*Problem*
Count every line of the material that holds the string "společnosti". Respond with the total only.

Data items
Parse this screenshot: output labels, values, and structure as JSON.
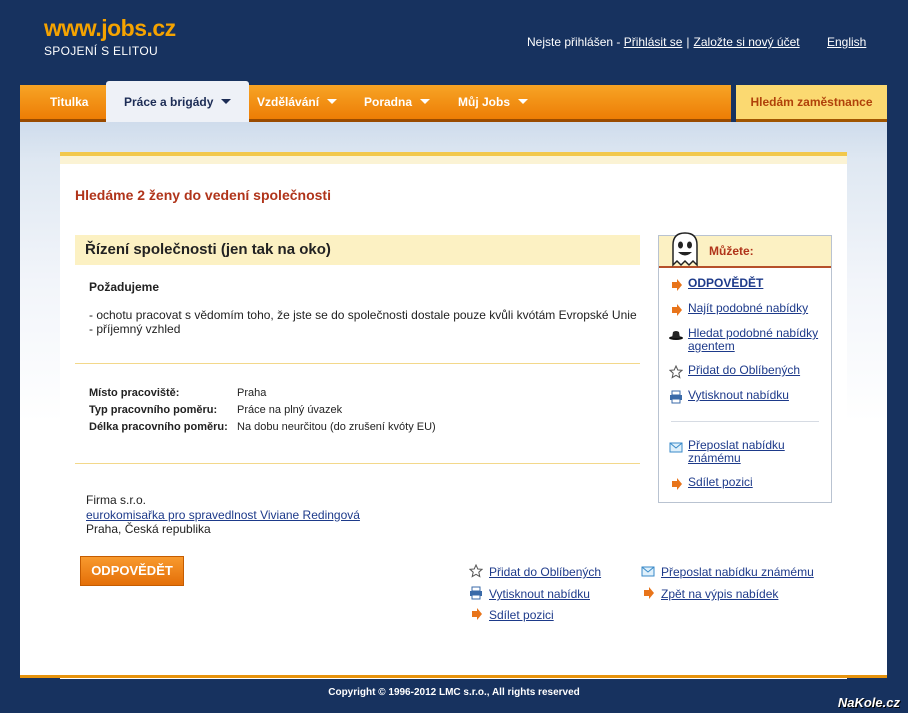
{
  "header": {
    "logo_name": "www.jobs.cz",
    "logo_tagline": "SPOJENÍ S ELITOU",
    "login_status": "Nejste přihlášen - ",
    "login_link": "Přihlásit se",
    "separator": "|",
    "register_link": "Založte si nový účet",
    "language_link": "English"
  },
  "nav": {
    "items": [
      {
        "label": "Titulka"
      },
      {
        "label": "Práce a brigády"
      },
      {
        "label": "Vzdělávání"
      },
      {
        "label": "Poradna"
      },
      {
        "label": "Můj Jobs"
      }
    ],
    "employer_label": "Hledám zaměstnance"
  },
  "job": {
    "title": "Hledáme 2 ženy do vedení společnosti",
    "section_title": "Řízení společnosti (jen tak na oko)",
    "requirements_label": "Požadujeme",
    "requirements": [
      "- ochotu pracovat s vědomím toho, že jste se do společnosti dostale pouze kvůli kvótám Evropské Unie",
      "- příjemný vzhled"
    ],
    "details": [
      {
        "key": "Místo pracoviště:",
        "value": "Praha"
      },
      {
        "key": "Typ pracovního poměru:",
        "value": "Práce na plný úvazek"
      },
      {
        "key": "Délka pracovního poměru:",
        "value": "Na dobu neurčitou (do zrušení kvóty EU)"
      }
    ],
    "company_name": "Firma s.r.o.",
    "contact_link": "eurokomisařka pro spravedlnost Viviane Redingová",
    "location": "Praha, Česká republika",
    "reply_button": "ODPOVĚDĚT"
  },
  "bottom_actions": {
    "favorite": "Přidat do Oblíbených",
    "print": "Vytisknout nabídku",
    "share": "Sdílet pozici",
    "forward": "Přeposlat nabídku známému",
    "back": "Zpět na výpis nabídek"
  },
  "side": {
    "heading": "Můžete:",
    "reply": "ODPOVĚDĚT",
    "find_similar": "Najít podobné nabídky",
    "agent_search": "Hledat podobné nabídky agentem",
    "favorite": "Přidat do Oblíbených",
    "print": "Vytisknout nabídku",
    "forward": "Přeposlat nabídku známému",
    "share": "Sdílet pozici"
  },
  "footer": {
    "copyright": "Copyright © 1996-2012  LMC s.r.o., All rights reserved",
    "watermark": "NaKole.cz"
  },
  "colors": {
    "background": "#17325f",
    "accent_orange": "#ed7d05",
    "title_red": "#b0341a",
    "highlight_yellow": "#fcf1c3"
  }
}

*Reply to the task*
3